- [Source extract]
════════
The case I was checking against is two assigned devices with different
page sizes. First one sets a 64kB page size, then the second one shouldn't
be able to shrink it back to 4kB, because the guest would create mappings
not aligned on 64kB, which can't be applied by the pIOMMU of the first
device.

But let's forget this case for now, in practice all assigned devices use
the host page size.

> 

> Another thing, IIUC this function will be majorly called in vfio code when the

> container page mask will be passed into it.  If there're multiple vfio

> containers that support different host IOMMU page sizes, then IIUC the order of

> the call to virtio_iommu_set_page_size_mask() is undefined.  It's probably

> related to which "-device vfio-pci,..." parameter is earlier.
════════
- [Annotated region listings]
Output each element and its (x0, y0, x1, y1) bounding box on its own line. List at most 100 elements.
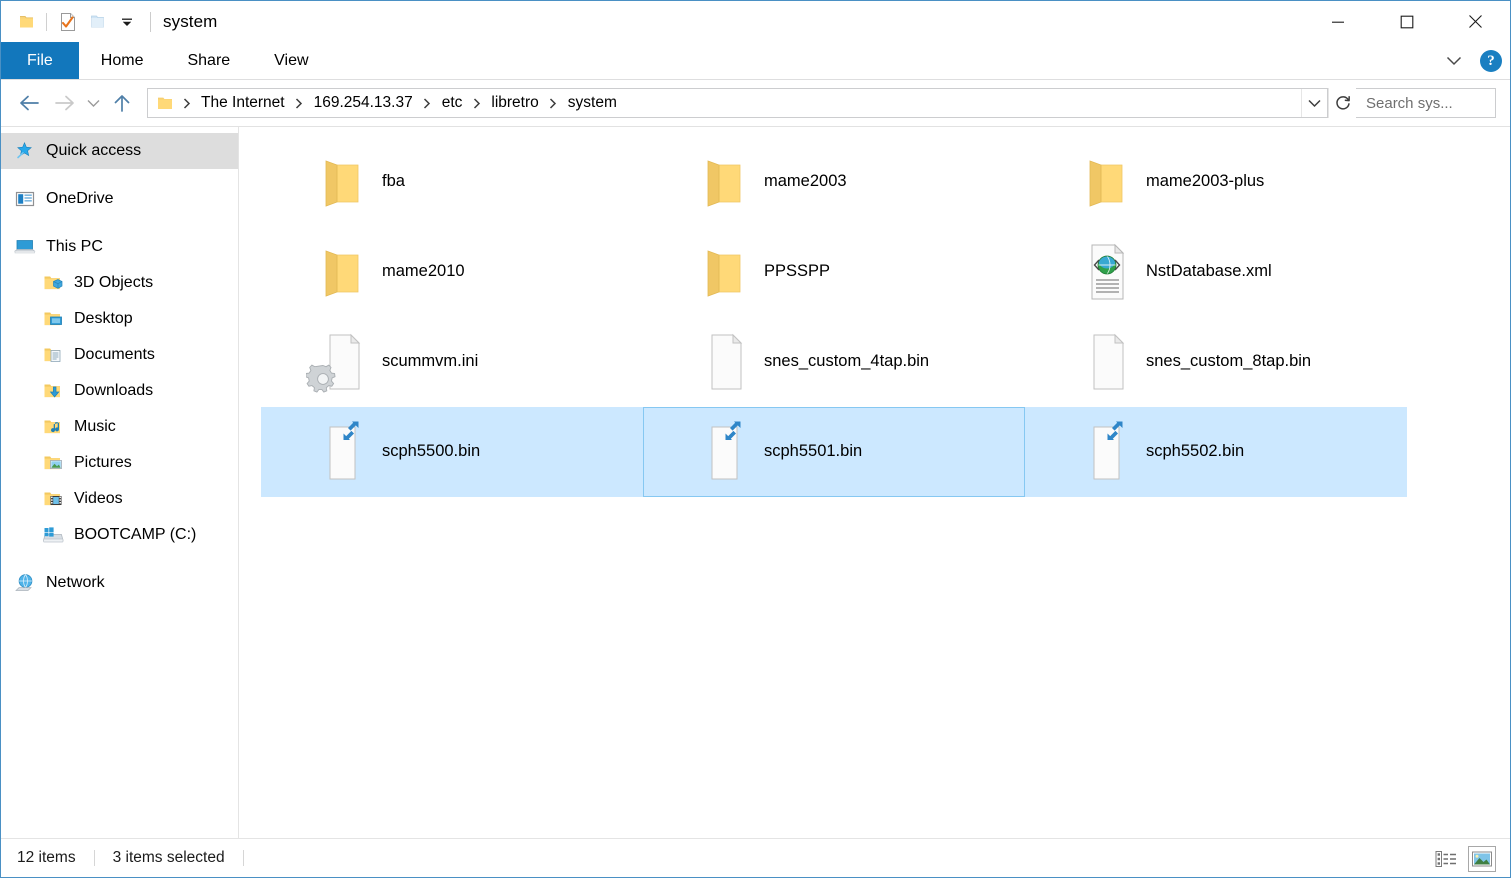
file-name: scph5502.bin (1146, 441, 1245, 460)
folder-icon (318, 240, 366, 304)
breadcrumb[interactable]: The Internet 169.254.13.37 etc libretro … (147, 88, 1328, 118)
title-divider (150, 11, 151, 32)
breadcrumb-chevron-icon (178, 91, 195, 115)
sidebar-item-downloads[interactable]: Downloads (1, 373, 238, 409)
tab-file[interactable]: File (1, 42, 79, 79)
file-item-folder[interactable]: mame2003 (643, 137, 1025, 227)
file-list-pane[interactable]: fba mame2003 mame2003-plus mame2010 PPSS… (239, 127, 1510, 838)
breadcrumb-item-0[interactable]: The Internet (195, 91, 291, 115)
file-name: snes_custom_8tap.bin (1146, 351, 1312, 370)
file-item-folder[interactable]: fba (261, 137, 643, 227)
search-box[interactable] (1356, 88, 1511, 118)
network-icon (13, 572, 37, 594)
large-icons-view-icon[interactable] (1468, 845, 1496, 872)
tab-home[interactable]: Home (79, 42, 166, 79)
folder-documents-icon (41, 344, 65, 366)
blank-document-icon (318, 420, 366, 484)
folder-icon[interactable] (11, 7, 41, 37)
sidebar-item-videos[interactable]: Videos (1, 481, 238, 517)
details-view-icon[interactable] (1432, 846, 1460, 872)
folder-desktop-icon (41, 308, 65, 330)
file-item-blank[interactable]: snes_custom_8tap.bin (1025, 317, 1407, 407)
explorer-window: system File Home Share View ? The Intern… (0, 0, 1511, 878)
breadcrumb-item-3[interactable]: libretro (485, 91, 544, 115)
sidebar-item-label: Pictures (74, 454, 132, 471)
address-bar: The Internet 169.254.13.37 etc libretro … (1, 80, 1511, 126)
file-item-folder[interactable]: PPSSPP (643, 227, 1025, 317)
sidebar-item-label: 3D Objects (74, 274, 154, 291)
back-button[interactable] (13, 86, 47, 120)
tab-share[interactable]: Share (165, 42, 252, 79)
breadcrumb-item-2[interactable]: etc (436, 91, 469, 115)
sidebar-item-bootcamp-c[interactable]: BOOTCAMP (C:) (1, 517, 238, 553)
sidebar-item-network[interactable]: Network (1, 565, 238, 601)
breadcrumb-chevron-icon[interactable] (419, 91, 436, 115)
sidebar-item-label: Videos (74, 490, 123, 507)
folder-downloads-icon (41, 380, 65, 402)
sidebar-item-quick-access[interactable]: Quick access (1, 133, 238, 169)
xml-document-icon (1082, 240, 1130, 304)
file-item-blank[interactable]: snes_custom_4tap.bin (643, 317, 1025, 407)
breadcrumb-chevron-icon[interactable] (468, 91, 485, 115)
breadcrumb-folder-icon (156, 95, 174, 112)
new-folder-icon[interactable] (82, 7, 112, 37)
file-item-folder[interactable]: mame2003-plus (1025, 137, 1407, 227)
minimize-button[interactable] (1303, 1, 1372, 42)
sidebar-item-music[interactable]: Music (1, 409, 238, 445)
file-name: mame2010 (382, 261, 465, 280)
settings-document-icon (305, 330, 366, 394)
maximize-button[interactable] (1372, 1, 1441, 42)
up-button[interactable] (105, 86, 139, 120)
file-item-selected[interactable]: scph5500.bin (261, 407, 643, 497)
status-bar: 12 items 3 items selected (1, 838, 1510, 877)
file-item-selected[interactable]: scph5502.bin (1025, 407, 1407, 497)
file-name: mame2003-plus (1146, 171, 1265, 190)
sidebar-item-this-pc[interactable]: This PC (1, 229, 238, 265)
search-input[interactable] (1366, 94, 1511, 112)
folder-icon (700, 150, 748, 214)
file-item-folder[interactable]: mame2010 (261, 227, 643, 317)
chevron-down-icon[interactable] (112, 7, 142, 37)
previous-locations-chevron-down-icon[interactable] (1301, 89, 1327, 117)
breadcrumb-item-1[interactable]: 169.254.13.37 (308, 91, 419, 115)
blank-document-icon (1082, 330, 1130, 394)
recent-locations-chevron-down-icon[interactable] (81, 86, 105, 120)
folder-3d-icon (41, 272, 65, 294)
folder-icon (318, 150, 366, 214)
onedrive-icon (13, 188, 37, 210)
help-icon[interactable]: ? (1480, 50, 1502, 72)
file-item-xml[interactable]: NstDatabase.xml (1025, 227, 1407, 317)
this-pc-icon (13, 236, 37, 258)
sidebar-item-pictures[interactable]: Pictures (1, 445, 238, 481)
folder-icon (1082, 150, 1130, 214)
file-name: PPSSPP (764, 261, 831, 280)
folder-videos-icon (41, 488, 65, 510)
item-count: 12 items (17, 849, 76, 866)
file-name: scph5501.bin (764, 441, 863, 460)
sidebar-item-documents[interactable]: Documents (1, 337, 238, 373)
file-item-ini[interactable]: scummvm.ini (261, 317, 643, 407)
refresh-icon[interactable] (1328, 88, 1356, 118)
forward-button[interactable] (47, 86, 81, 120)
sidebar-item-label: OneDrive (46, 190, 114, 207)
breadcrumb-chevron-icon[interactable] (545, 91, 562, 115)
blank-document-icon (700, 420, 748, 484)
close-button[interactable] (1441, 1, 1510, 42)
gear-icon (305, 362, 340, 396)
file-item-selected-focused[interactable]: scph5501.bin (643, 407, 1025, 497)
sidebar-item-3d-objects[interactable]: 3D Objects (1, 265, 238, 301)
sidebar-item-onedrive[interactable]: OneDrive (1, 181, 238, 217)
breadcrumb-item-4[interactable]: system (562, 91, 623, 115)
tab-view[interactable]: View (252, 42, 330, 79)
breadcrumb-chevron-icon[interactable] (291, 91, 308, 115)
sidebar-item-label: Documents (74, 346, 155, 363)
title-bar: system (1, 1, 1510, 42)
sidebar-item-desktop[interactable]: Desktop (1, 301, 238, 337)
expand-ribbon-chevron-down-icon[interactable] (1438, 52, 1470, 70)
sidebar-item-label: Quick access (46, 142, 142, 159)
folder-music-icon (41, 416, 65, 438)
ribbon-tab-strip: File Home Share View ? (1, 42, 1510, 80)
file-name: NstDatabase.xml (1146, 261, 1272, 280)
properties-icon[interactable] (52, 7, 82, 37)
════════
- [Exercise requirements]
a) According to the virtio-iommu page size discussion, what page size do all assigned devices use in practice?
b) Continue the virtio-iommu page size discussion from where it stops.

- [Final answers]
a) They use the host page size.

b)
> 

> To make this simpler, I'm thinking whether we should just forbid the case where

> devices have different iommu page sizes.  So when assigned devices are used, we

> make sure all host iommu page sizes are the same, and the value should be

> smaller than guest page size.  Otherwise we'll simply fall back to guest psize.


Mostly agree, I need to simplify this function.

I don't think we care about guest page size, though. Currently our default
mask is TARGET_PAGE_MASK, which is the smallest size supported by vCPUs
(generally 4kB), but it doesn't really mean guest page size, since the
guest can choose a larger granule at runtime. Besides virtio-iommu can in
theory map at byte granule if there isn't any assigned device, so our
default mask could as well be ~0ULL (but doesn't work at the moment, I've
tried).

So what I'd like to do for next version:

* Set qemu_real_host_page_mask as the default page mask, instead of the
  rather arbitrary TARGET_PAGE_MASK. Otherwise we cannot hotplug assigned
  devices on a 64kB host, since TARGET_PAGE_MASK is pretty much always
  4kB.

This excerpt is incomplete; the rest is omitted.